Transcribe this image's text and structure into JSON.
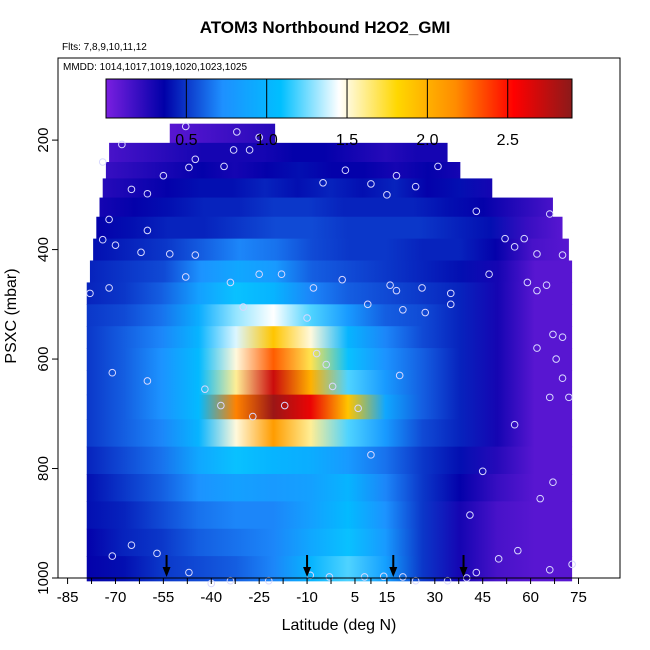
{
  "chart_data": {
    "type": "heatmap",
    "title": "ATOM3 Northbound H2O2_GMI",
    "flights_label": "Flts: 7,8,9,10,11,12",
    "dates_label": "MMDD: 1014,1017,1019,1020,1023,1025",
    "xlabel": "Latitude (deg N)",
    "ylabel": "PSXC (mbar)",
    "xlim": [
      -88,
      88
    ],
    "ylim": [
      1000,
      50
    ],
    "y_reversed": true,
    "x_ticks": [
      -85,
      -70,
      -55,
      -40,
      -25,
      -10,
      5,
      15,
      30,
      45,
      60,
      75
    ],
    "y_ticks": [
      200,
      400,
      600,
      800,
      1000
    ],
    "colorbar": {
      "min": 0.0,
      "max": 2.9,
      "ticks": [
        0.5,
        1.0,
        1.5,
        2.0,
        2.5
      ],
      "tick_labels": [
        "0.5",
        "1.0",
        "1.5",
        "2.0",
        "2.5"
      ],
      "colors": [
        "#7a1fe0",
        "#0000a8",
        "#1e90ff",
        "#00bfff",
        "#ffffff",
        "#ffd700",
        "#ff8c00",
        "#ff0000",
        "#8b1a1a"
      ]
    },
    "grid": false,
    "surface_markers_lat": [
      -54,
      -10,
      17,
      39
    ],
    "field": {
      "lat_range": [
        -79,
        73
      ],
      "rows": [
        {
          "p_top": 170,
          "p_bot": 205,
          "lat_min": -53,
          "lat_max": -20,
          "values": [
            0.1,
            0.15,
            0.2,
            0.25
          ]
        },
        {
          "p_top": 205,
          "p_bot": 240,
          "lat_min": -72,
          "lat_max": 34,
          "values": [
            0.15,
            0.2,
            0.25,
            0.3,
            0.3,
            0.3,
            0.35,
            0.35,
            0.3,
            0.25,
            0.3,
            0.3
          ]
        },
        {
          "p_top": 240,
          "p_bot": 270,
          "lat_min": -73,
          "lat_max": 38,
          "values": [
            0.2,
            0.25,
            0.3,
            0.35,
            0.3,
            0.35,
            0.4,
            0.35,
            0.35,
            0.3,
            0.35,
            0.3
          ]
        },
        {
          "p_top": 270,
          "p_bot": 305,
          "lat_min": -74,
          "lat_max": 48,
          "values": [
            0.25,
            0.3,
            0.35,
            0.4,
            0.4,
            0.45,
            0.4,
            0.45,
            0.4,
            0.45,
            0.35,
            0.4,
            0.3
          ]
        },
        {
          "p_top": 305,
          "p_bot": 340,
          "lat_min": -75,
          "lat_max": 67,
          "values": [
            0.3,
            0.35,
            0.4,
            0.45,
            0.45,
            0.5,
            0.5,
            0.45,
            0.45,
            0.45,
            0.4,
            0.35,
            0.25,
            0.15
          ]
        },
        {
          "p_top": 340,
          "p_bot": 380,
          "lat_min": -76,
          "lat_max": 70,
          "values": [
            0.35,
            0.4,
            0.45,
            0.45,
            0.5,
            0.55,
            0.55,
            0.5,
            0.5,
            0.5,
            0.45,
            0.4,
            0.2,
            0.1
          ]
        },
        {
          "p_top": 380,
          "p_bot": 420,
          "lat_min": -77,
          "lat_max": 72,
          "values": [
            0.4,
            0.45,
            0.5,
            0.6,
            0.7,
            0.65,
            0.55,
            0.5,
            0.5,
            0.45,
            0.45,
            0.35,
            0.15,
            0.1
          ]
        },
        {
          "p_top": 420,
          "p_bot": 460,
          "lat_min": -78,
          "lat_max": 73,
          "values": [
            0.45,
            0.5,
            0.55,
            0.75,
            0.9,
            0.8,
            0.6,
            0.55,
            0.5,
            0.45,
            0.4,
            0.3,
            0.1,
            0.1
          ]
        },
        {
          "p_top": 460,
          "p_bot": 500,
          "lat_min": -79,
          "lat_max": 73,
          "values": [
            0.45,
            0.5,
            0.6,
            0.85,
            1.1,
            1.0,
            0.7,
            0.6,
            0.55,
            0.5,
            0.45,
            0.3,
            0.1,
            0.1
          ]
        },
        {
          "p_top": 500,
          "p_bot": 540,
          "lat_min": -79,
          "lat_max": 73,
          "values": [
            0.5,
            0.55,
            0.65,
            0.95,
            1.3,
            1.45,
            1.2,
            0.8,
            0.6,
            0.55,
            0.45,
            0.3,
            0.1,
            0.1
          ]
        },
        {
          "p_top": 540,
          "p_bot": 580,
          "lat_min": -79,
          "lat_max": 73,
          "values": [
            0.5,
            0.6,
            0.7,
            1.0,
            1.4,
            1.9,
            1.5,
            1.0,
            0.7,
            0.55,
            0.45,
            0.3,
            0.1,
            0.1
          ]
        },
        {
          "p_top": 580,
          "p_bot": 620,
          "lat_min": -79,
          "lat_max": 73,
          "values": [
            0.5,
            0.6,
            0.75,
            1.05,
            1.5,
            2.3,
            1.7,
            1.1,
            0.75,
            0.6,
            0.45,
            0.3,
            0.1,
            0.1
          ]
        },
        {
          "p_top": 620,
          "p_bot": 665,
          "lat_min": -79,
          "lat_max": 73,
          "values": [
            0.5,
            0.6,
            0.75,
            1.05,
            1.6,
            2.7,
            2.0,
            1.2,
            0.8,
            0.6,
            0.45,
            0.3,
            0.1,
            0.1
          ]
        },
        {
          "p_top": 665,
          "p_bot": 710,
          "lat_min": -79,
          "lat_max": 73,
          "values": [
            0.5,
            0.6,
            0.75,
            1.05,
            2.2,
            2.85,
            2.6,
            1.9,
            0.9,
            0.6,
            0.45,
            0.3,
            0.1,
            0.1
          ]
        },
        {
          "p_top": 710,
          "p_bot": 760,
          "lat_min": -79,
          "lat_max": 73,
          "values": [
            0.5,
            0.6,
            0.7,
            1.0,
            1.5,
            2.1,
            1.6,
            1.2,
            0.8,
            0.55,
            0.45,
            0.3,
            0.1,
            0.1
          ]
        },
        {
          "p_top": 760,
          "p_bot": 810,
          "lat_min": -79,
          "lat_max": 73,
          "values": [
            0.45,
            0.55,
            0.65,
            0.9,
            1.1,
            1.0,
            0.95,
            0.8,
            0.65,
            0.5,
            0.4,
            0.25,
            0.1,
            0.1
          ]
        },
        {
          "p_top": 810,
          "p_bot": 860,
          "lat_min": -79,
          "lat_max": 73,
          "values": [
            0.4,
            0.5,
            0.6,
            0.75,
            0.85,
            0.8,
            0.85,
            1.0,
            0.7,
            0.5,
            0.35,
            0.2,
            0.1,
            0.1
          ]
        },
        {
          "p_top": 860,
          "p_bot": 910,
          "lat_min": -79,
          "lat_max": 73,
          "values": [
            0.4,
            0.45,
            0.55,
            0.65,
            0.7,
            0.7,
            0.85,
            1.05,
            0.75,
            0.5,
            0.3,
            0.15,
            0.1,
            0.1
          ]
        },
        {
          "p_top": 910,
          "p_bot": 960,
          "lat_min": -79,
          "lat_max": 73,
          "values": [
            0.35,
            0.45,
            0.5,
            0.6,
            0.65,
            0.7,
            0.9,
            1.1,
            0.8,
            0.5,
            0.3,
            0.15,
            0.1,
            0.1
          ]
        },
        {
          "p_top": 960,
          "p_bot": 1005,
          "lat_min": -79,
          "lat_max": 73,
          "values": [
            0.35,
            0.4,
            0.5,
            0.55,
            0.6,
            0.7,
            1.0,
            1.2,
            0.85,
            0.5,
            0.3,
            0.15,
            0.1,
            0.1
          ]
        }
      ]
    },
    "obs_points": [
      [
        -48,
        175
      ],
      [
        -32,
        185
      ],
      [
        -25,
        195
      ],
      [
        -68,
        208
      ],
      [
        -33,
        218
      ],
      [
        -45,
        235
      ],
      [
        -28,
        218
      ],
      [
        -74,
        240
      ],
      [
        -55,
        265
      ],
      [
        -47,
        250
      ],
      [
        -36,
        248
      ],
      [
        -5,
        278
      ],
      [
        2,
        255
      ],
      [
        10,
        280
      ],
      [
        15,
        300
      ],
      [
        18,
        265
      ],
      [
        24,
        285
      ],
      [
        -65,
        290
      ],
      [
        -60,
        298
      ],
      [
        31,
        248
      ],
      [
        -72,
        345
      ],
      [
        -60,
        365
      ],
      [
        -74,
        382
      ],
      [
        -70,
        392
      ],
      [
        -62,
        405
      ],
      [
        -45,
        410
      ],
      [
        -53,
        408
      ],
      [
        43,
        330
      ],
      [
        52,
        380
      ],
      [
        55,
        395
      ],
      [
        58,
        380
      ],
      [
        62,
        408
      ],
      [
        66,
        335
      ],
      [
        70,
        410
      ],
      [
        -48,
        450
      ],
      [
        -34,
        460
      ],
      [
        -18,
        445
      ],
      [
        -25,
        445
      ],
      [
        -8,
        470
      ],
      [
        1,
        455
      ],
      [
        9,
        500
      ],
      [
        16,
        465
      ],
      [
        20,
        510
      ],
      [
        26,
        470
      ],
      [
        35,
        480
      ],
      [
        47,
        445
      ],
      [
        59,
        460
      ],
      [
        62,
        475
      ],
      [
        65,
        465
      ],
      [
        -78,
        480
      ],
      [
        -72,
        470
      ],
      [
        -30,
        505
      ],
      [
        -10,
        525
      ],
      [
        18,
        475
      ],
      [
        27,
        515
      ],
      [
        35,
        500
      ],
      [
        -71,
        625
      ],
      [
        -60,
        640
      ],
      [
        -42,
        655
      ],
      [
        -37,
        685
      ],
      [
        -27,
        705
      ],
      [
        -17,
        685
      ],
      [
        -7,
        590
      ],
      [
        -4,
        610
      ],
      [
        -2,
        650
      ],
      [
        6,
        690
      ],
      [
        10,
        775
      ],
      [
        19,
        630
      ],
      [
        67,
        555
      ],
      [
        70,
        560
      ],
      [
        62,
        580
      ],
      [
        68,
        600
      ],
      [
        70,
        635
      ],
      [
        66,
        670
      ],
      [
        72,
        670
      ],
      [
        55,
        720
      ],
      [
        45,
        805
      ],
      [
        41,
        885
      ],
      [
        63,
        855
      ],
      [
        67,
        825
      ],
      [
        -71,
        960
      ],
      [
        -65,
        940
      ],
      [
        -57,
        955
      ],
      [
        -47,
        990
      ],
      [
        -40,
        1010
      ],
      [
        -34,
        1005
      ],
      [
        -22,
        1005
      ],
      [
        -9,
        995
      ],
      [
        -3,
        998
      ],
      [
        8,
        998
      ],
      [
        14,
        997
      ],
      [
        20,
        998
      ],
      [
        24,
        1005
      ],
      [
        34,
        1005
      ],
      [
        40,
        1000
      ],
      [
        43,
        990
      ],
      [
        50,
        965
      ],
      [
        56,
        950
      ],
      [
        66,
        985
      ],
      [
        73,
        975
      ]
    ]
  }
}
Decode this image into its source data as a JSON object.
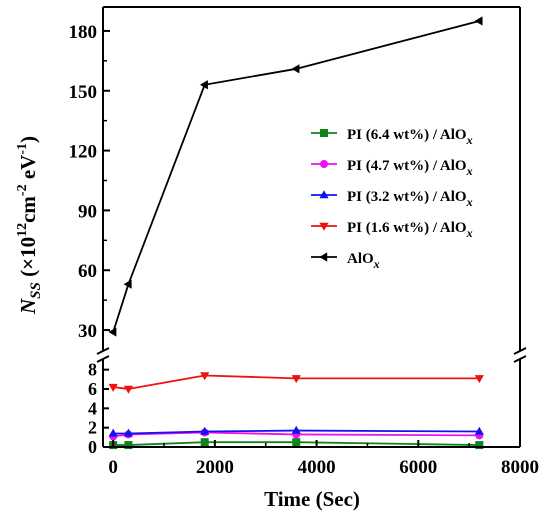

- **Task to carry out**: Working from the entries above, return all lines that contain "JSON".

- **Exercise answer**:
Transcribe this image's text and structure into JSON.
Decode this image into its source data as a JSON object.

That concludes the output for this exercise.